*TO BE DONE*
Below you will find a set of lines. Repeat them all exactly.

** START OF INPUT FOR THIS TASK **

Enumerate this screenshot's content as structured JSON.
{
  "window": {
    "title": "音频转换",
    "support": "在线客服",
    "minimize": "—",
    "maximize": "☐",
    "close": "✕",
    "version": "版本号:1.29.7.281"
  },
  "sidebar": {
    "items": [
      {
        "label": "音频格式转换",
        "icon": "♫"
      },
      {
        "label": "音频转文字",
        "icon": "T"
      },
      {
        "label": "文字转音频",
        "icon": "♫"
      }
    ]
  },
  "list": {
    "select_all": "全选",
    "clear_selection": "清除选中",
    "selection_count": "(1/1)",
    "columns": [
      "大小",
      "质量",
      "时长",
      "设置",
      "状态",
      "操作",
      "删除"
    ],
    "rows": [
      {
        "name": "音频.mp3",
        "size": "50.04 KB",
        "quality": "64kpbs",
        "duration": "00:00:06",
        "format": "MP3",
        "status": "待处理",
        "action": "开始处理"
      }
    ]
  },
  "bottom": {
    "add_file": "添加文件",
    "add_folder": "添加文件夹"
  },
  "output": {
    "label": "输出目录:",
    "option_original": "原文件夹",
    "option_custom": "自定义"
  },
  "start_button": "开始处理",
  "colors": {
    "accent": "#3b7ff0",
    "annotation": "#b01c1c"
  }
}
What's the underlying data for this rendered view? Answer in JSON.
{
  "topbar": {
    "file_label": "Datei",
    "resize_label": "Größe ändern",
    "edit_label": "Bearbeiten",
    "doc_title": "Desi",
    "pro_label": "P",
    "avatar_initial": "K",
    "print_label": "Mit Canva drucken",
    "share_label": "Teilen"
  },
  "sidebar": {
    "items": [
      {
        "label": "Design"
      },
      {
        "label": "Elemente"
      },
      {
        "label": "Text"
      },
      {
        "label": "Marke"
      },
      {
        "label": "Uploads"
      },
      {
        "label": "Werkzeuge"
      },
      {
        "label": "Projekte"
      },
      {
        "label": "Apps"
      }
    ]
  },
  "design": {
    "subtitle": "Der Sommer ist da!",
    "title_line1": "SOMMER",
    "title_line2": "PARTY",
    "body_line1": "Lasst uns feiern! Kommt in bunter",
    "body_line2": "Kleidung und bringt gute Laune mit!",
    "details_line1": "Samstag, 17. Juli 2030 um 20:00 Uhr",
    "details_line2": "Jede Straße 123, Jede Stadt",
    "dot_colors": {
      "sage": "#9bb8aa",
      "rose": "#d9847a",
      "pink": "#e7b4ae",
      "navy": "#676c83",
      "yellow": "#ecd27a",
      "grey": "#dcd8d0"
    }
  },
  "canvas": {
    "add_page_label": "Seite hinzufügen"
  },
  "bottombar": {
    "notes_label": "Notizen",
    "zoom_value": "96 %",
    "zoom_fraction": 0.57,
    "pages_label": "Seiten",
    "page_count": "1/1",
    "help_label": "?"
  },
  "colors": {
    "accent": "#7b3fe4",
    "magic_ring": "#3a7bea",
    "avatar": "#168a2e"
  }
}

** END OF INPUT FOR THIS TASK **

*TASK ANSWER*
Enumerate this screenshot's content as structured JSON.
{
  "window": {
    "title": "音频转换",
    "support": "在线客服",
    "minimize": "—",
    "maximize": "☐",
    "close": "✕",
    "version": "版本号:1.29.7.281"
  },
  "sidebar": {
    "items": [
      {
        "label": "音频格式转换",
        "icon": "♫"
      },
      {
        "label": "音频转文字",
        "icon": "T"
      },
      {
        "label": "文字转音频",
        "icon": "♫"
      }
    ]
  },
  "list": {
    "select_all": "全选",
    "clear_selection": "清除选中",
    "selection_count": "(1/1)",
    "columns": [
      "大小",
      "质量",
      "时长",
      "设置",
      "状态",
      "操作",
      "删除"
    ],
    "rows": [
      {
        "name": "音频.mp3",
        "size": "50.04 KB",
        "quality": "64kpbs",
        "duration": "00:00:06",
        "format": "MP3",
        "status": "待处理",
        "action": "开始处理"
      }
    ]
  },
  "bottom": {
    "add_file": "添加文件",
    "add_folder": "添加文件夹"
  },
  "output": {
    "label": "输出目录:",
    "option_original": "原文件夹",
    "option_custom": "自定义"
  },
  "start_button": "开始处理",
  "colors": {
    "accent": "#3b7ff0",
    "annotation": "#b01c1c"
  }
}
What's the underlying data for this rendered view? Answer in JSON.
{
  "topbar": {
    "file_label": "Datei",
    "resize_label": "Größe ändern",
    "edit_label": "Bearbeiten",
    "doc_title": "Desi",
    "pro_label": "P",
    "avatar_initial": "K",
    "print_label": "Mit Canva drucken",
    "share_label": "Teilen"
  },
  "sidebar": {
    "items": [
      {
        "label": "Design"
      },
      {
        "label": "Elemente"
      },
      {
        "label": "Text"
      },
      {
        "label": "Marke"
      },
      {
        "label": "Uploads"
      },
      {
        "label": "Werkzeuge"
      },
      {
        "label": "Projekte"
      },
      {
        "label": "Apps"
      }
    ]
  },
  "design": {
    "subtitle": "Der Sommer ist da!",
    "title_line1": "SOMMER",
    "title_line2": "PARTY",
    "body_line1": "Lasst uns feiern! Kommt in bunter",
    "body_line2": "Kleidung und bringt gute Laune mit!",
    "details_line1": "Samstag, 17. Juli 2030 um 20:00 Uhr",
    "details_line2": "Jede Straße 123, Jede Stadt",
    "dot_colors": {
      "sage": "#9bb8aa",
      "rose": "#d9847a",
      "pink": "#e7b4ae",
      "navy": "#676c83",
      "yellow": "#ecd27a",
      "grey": "#dcd8d0"
    }
  },
  "canvas": {
    "add_page_label": "Seite hinzufügen"
  },
  "bottombar": {
    "notes_label": "Notizen",
    "zoom_value": "96 %",
    "zoom_fraction": 0.57,
    "pages_label": "Seiten",
    "page_count": "1/1",
    "help_label": "?"
  },
  "colors": {
    "accent": "#7b3fe4",
    "magic_ring": "#3a7bea",
    "avatar": "#168a2e"
  }
}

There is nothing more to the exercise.